● SHORT PROBLEM:
Reproduce the stretch of items from their start through the line that contains "- legend-bubble-3: [439, 614, 459, 634]", both ends included, word for word and nothing else.
START
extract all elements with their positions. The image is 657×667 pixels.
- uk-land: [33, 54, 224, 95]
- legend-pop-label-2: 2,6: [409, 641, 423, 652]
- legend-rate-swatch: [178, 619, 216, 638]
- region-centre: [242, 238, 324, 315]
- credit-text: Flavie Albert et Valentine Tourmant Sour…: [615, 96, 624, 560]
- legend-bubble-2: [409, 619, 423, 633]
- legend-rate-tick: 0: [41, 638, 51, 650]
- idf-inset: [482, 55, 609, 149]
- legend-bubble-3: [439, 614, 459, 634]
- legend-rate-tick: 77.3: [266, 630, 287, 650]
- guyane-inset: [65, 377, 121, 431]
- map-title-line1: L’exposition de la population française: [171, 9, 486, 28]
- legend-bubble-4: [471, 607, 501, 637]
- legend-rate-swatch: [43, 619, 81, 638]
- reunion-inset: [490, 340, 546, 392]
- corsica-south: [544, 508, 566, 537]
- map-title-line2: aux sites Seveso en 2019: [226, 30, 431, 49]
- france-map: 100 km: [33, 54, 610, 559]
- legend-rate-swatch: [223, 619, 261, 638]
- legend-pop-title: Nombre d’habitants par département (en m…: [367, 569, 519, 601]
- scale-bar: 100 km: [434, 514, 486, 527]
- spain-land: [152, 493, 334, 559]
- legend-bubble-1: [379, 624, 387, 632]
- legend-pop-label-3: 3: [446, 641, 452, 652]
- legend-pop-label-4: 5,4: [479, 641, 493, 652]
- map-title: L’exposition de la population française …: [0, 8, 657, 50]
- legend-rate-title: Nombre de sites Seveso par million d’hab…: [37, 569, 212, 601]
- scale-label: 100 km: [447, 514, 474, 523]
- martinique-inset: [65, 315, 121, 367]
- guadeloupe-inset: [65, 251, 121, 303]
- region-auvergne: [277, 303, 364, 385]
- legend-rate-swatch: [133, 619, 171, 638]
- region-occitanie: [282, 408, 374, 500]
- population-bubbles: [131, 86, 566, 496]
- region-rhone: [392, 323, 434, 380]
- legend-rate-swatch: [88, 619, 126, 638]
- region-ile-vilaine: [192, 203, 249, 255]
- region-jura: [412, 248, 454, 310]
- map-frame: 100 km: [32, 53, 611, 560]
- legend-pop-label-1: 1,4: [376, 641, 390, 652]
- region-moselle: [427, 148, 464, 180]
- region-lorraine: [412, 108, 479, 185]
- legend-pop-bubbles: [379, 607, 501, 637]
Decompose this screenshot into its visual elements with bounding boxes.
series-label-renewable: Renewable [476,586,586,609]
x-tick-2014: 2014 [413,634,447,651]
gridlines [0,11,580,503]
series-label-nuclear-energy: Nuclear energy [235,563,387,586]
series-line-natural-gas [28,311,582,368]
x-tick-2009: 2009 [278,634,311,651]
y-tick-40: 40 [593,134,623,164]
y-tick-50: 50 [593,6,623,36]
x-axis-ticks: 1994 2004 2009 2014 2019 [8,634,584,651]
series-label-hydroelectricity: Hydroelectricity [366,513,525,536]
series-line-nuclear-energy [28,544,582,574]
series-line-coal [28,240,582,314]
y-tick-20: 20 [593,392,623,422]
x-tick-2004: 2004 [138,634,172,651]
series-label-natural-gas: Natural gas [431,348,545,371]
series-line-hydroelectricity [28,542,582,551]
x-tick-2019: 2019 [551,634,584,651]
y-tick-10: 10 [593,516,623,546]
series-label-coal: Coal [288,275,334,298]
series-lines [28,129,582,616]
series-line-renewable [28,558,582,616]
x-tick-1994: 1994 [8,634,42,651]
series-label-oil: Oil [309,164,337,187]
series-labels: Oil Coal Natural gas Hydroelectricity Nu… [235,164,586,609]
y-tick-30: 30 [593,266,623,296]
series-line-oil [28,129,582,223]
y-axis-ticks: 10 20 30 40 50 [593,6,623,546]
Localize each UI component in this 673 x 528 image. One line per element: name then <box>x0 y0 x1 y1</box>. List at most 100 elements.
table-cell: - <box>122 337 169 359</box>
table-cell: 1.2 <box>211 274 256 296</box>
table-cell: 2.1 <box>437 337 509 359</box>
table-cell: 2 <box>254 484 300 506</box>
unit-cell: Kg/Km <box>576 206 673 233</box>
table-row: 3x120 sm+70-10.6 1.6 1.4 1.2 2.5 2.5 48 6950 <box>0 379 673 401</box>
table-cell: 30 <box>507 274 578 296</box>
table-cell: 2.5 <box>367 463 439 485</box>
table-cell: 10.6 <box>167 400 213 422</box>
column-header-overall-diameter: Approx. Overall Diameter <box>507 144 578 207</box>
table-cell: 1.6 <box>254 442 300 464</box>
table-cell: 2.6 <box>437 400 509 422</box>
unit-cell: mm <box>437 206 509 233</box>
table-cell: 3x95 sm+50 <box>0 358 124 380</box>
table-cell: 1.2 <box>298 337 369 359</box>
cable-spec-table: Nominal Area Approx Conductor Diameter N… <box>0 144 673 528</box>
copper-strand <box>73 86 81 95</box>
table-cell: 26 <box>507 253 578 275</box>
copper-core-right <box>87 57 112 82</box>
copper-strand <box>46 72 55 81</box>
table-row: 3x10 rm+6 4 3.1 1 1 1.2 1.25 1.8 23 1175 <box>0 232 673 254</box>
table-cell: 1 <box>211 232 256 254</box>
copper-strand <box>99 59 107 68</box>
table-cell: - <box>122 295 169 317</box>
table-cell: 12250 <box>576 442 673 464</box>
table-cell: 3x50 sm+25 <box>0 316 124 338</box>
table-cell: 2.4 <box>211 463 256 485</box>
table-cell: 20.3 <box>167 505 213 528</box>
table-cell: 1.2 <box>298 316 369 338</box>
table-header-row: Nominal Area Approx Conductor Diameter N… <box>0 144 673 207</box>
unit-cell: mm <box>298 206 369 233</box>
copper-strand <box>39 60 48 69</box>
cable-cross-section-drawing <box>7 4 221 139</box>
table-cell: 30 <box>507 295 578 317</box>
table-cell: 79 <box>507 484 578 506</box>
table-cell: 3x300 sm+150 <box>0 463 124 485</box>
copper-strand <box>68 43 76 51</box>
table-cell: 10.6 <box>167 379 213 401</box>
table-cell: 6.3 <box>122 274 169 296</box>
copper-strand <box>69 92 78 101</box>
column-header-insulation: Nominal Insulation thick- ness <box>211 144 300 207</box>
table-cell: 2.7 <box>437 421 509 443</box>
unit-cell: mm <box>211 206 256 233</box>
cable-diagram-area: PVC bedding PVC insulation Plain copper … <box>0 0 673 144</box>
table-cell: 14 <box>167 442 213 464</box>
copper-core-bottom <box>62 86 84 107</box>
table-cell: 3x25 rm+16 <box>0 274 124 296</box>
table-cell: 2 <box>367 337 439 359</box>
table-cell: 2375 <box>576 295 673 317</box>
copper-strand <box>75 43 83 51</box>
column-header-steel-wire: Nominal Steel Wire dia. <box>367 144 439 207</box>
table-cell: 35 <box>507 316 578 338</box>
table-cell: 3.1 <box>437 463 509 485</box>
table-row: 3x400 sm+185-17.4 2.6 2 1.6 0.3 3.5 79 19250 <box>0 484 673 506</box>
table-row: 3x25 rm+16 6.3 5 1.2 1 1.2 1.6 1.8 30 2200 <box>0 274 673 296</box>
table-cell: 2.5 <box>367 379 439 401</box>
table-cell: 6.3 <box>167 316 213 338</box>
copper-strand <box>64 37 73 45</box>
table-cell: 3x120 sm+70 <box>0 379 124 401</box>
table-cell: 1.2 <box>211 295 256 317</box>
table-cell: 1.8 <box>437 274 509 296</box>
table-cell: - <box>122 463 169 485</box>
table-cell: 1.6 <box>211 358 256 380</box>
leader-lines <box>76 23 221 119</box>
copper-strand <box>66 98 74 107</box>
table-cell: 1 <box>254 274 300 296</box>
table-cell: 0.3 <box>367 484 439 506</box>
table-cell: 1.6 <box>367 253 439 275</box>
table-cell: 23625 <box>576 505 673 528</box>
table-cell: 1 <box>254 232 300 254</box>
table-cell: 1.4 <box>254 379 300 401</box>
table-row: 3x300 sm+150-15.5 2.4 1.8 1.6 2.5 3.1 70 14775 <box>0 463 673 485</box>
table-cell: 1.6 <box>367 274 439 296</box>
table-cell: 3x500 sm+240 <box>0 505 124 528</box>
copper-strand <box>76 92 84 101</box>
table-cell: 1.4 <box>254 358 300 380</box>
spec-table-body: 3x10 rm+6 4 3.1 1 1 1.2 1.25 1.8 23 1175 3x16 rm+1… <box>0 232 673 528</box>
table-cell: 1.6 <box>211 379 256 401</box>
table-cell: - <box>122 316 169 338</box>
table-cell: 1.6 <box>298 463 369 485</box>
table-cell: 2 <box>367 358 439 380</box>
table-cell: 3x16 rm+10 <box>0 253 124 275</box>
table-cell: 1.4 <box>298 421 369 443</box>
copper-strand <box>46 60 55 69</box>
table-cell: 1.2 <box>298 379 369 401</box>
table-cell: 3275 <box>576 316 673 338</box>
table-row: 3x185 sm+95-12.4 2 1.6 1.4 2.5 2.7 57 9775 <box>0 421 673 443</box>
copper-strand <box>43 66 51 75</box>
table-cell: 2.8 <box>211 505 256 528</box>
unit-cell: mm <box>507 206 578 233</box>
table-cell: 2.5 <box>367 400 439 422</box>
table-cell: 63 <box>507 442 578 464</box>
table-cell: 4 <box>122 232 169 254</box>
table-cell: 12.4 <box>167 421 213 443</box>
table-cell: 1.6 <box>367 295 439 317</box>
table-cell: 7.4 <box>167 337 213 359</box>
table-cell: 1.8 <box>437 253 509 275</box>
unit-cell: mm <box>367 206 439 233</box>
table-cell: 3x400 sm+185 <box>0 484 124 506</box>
END
● RESPONSE TO THIS EXERCISE:
extract all elements with their positions. The image is 657×667 pixels.
- uk-land: [33, 54, 224, 95]
- legend-pop-label-2: 2,6: [409, 641, 423, 652]
- legend-rate-swatch: [178, 619, 216, 638]
- region-centre: [242, 238, 324, 315]
- credit-text: Flavie Albert et Valentine Tourmant Sour…: [615, 96, 624, 560]
- legend-bubble-2: [409, 619, 423, 633]
- legend-rate-tick: 0: [41, 638, 51, 650]
- idf-inset: [482, 55, 609, 149]
- legend-bubble-3: [439, 614, 459, 634]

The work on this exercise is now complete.